## Problem
Pull out every line below that contains the word "결석하지".

## Information given
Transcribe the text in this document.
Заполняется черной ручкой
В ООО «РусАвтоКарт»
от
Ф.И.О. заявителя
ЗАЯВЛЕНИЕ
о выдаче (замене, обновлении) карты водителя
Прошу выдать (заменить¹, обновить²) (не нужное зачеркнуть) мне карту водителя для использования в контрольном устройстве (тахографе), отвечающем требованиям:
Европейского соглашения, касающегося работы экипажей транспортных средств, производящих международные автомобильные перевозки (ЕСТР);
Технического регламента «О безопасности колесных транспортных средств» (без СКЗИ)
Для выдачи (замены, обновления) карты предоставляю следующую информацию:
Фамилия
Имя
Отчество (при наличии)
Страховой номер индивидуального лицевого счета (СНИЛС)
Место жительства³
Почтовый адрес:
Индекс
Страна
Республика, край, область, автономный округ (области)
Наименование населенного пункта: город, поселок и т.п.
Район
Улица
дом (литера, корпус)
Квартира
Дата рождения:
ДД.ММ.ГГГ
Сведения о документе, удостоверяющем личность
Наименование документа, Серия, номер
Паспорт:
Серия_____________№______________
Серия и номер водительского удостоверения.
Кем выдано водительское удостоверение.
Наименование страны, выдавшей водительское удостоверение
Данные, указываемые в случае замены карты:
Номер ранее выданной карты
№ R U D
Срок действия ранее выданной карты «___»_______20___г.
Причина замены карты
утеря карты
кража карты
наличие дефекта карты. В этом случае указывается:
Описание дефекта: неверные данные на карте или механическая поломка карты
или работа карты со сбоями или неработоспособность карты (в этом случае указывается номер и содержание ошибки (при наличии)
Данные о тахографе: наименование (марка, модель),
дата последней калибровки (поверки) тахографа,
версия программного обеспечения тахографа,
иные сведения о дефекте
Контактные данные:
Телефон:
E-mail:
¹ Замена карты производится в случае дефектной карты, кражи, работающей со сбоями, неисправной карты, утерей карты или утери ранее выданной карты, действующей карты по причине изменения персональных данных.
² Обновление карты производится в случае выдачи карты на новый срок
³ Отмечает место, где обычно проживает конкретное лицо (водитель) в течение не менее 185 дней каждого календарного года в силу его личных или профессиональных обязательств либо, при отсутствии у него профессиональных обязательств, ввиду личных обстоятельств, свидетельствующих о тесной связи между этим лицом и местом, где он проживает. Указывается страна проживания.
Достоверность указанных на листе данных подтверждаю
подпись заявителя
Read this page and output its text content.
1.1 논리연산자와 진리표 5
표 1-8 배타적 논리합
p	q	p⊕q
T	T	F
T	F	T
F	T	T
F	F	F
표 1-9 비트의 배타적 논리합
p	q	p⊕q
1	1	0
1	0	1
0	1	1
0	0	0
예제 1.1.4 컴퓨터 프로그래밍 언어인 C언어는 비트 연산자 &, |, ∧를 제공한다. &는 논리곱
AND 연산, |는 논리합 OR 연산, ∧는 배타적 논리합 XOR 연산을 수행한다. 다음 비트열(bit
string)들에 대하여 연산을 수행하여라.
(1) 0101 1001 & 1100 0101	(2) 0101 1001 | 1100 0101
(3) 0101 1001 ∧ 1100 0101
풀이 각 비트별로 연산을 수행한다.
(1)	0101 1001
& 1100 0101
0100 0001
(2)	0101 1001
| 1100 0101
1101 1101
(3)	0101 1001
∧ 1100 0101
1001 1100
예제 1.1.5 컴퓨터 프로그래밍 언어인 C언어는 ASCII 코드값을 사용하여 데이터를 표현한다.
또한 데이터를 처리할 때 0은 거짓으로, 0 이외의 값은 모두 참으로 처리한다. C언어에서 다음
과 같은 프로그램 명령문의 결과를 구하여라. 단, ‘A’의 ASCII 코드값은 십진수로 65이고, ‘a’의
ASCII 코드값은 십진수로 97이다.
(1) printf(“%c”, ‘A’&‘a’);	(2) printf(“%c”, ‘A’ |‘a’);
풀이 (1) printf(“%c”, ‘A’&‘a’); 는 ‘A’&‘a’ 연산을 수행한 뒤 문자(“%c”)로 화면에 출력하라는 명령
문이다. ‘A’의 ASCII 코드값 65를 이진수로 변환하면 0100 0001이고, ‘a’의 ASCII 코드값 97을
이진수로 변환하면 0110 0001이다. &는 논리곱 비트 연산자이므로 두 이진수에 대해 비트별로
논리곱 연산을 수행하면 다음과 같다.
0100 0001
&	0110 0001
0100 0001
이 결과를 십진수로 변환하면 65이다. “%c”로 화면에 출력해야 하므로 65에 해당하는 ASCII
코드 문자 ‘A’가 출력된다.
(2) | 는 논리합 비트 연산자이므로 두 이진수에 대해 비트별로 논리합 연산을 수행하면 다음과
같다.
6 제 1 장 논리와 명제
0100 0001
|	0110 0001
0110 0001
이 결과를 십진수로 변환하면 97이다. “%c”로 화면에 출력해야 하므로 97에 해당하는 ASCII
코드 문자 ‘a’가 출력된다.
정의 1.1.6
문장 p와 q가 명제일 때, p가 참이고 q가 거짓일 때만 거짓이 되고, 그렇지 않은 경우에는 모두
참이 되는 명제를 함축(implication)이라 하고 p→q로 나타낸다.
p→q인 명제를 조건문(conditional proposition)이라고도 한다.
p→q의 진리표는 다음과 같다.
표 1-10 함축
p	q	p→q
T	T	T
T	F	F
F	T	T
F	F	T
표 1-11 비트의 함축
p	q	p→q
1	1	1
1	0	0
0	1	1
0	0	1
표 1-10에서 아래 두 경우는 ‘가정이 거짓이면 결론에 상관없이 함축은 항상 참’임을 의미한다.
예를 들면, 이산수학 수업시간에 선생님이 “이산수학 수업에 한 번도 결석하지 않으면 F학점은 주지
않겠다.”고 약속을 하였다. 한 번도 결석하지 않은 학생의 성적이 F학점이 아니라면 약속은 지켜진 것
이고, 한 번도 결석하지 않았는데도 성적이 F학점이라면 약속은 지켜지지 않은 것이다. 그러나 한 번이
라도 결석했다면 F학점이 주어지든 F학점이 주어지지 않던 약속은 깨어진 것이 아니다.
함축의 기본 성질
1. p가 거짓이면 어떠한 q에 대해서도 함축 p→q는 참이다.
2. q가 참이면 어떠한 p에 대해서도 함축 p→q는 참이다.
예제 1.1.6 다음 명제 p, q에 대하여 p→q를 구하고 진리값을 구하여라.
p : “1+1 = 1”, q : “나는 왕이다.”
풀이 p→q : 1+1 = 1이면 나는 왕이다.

## Full output
예를 들면, 이산수학 수업시간에 선생님이 “이산수학 수업에 한 번도 결석하지 않으면 F학점은 주지
않겠다.”고 약속을 하였다. 한 번도 결석하지 않은 학생의 성적이 F학점이 아니라면 약속은 지켜진 것
이고, 한 번도 결석하지 않았는데도 성적이 F학점이라면 약속은 지켜지지 않은 것이다. 그러나 한 번이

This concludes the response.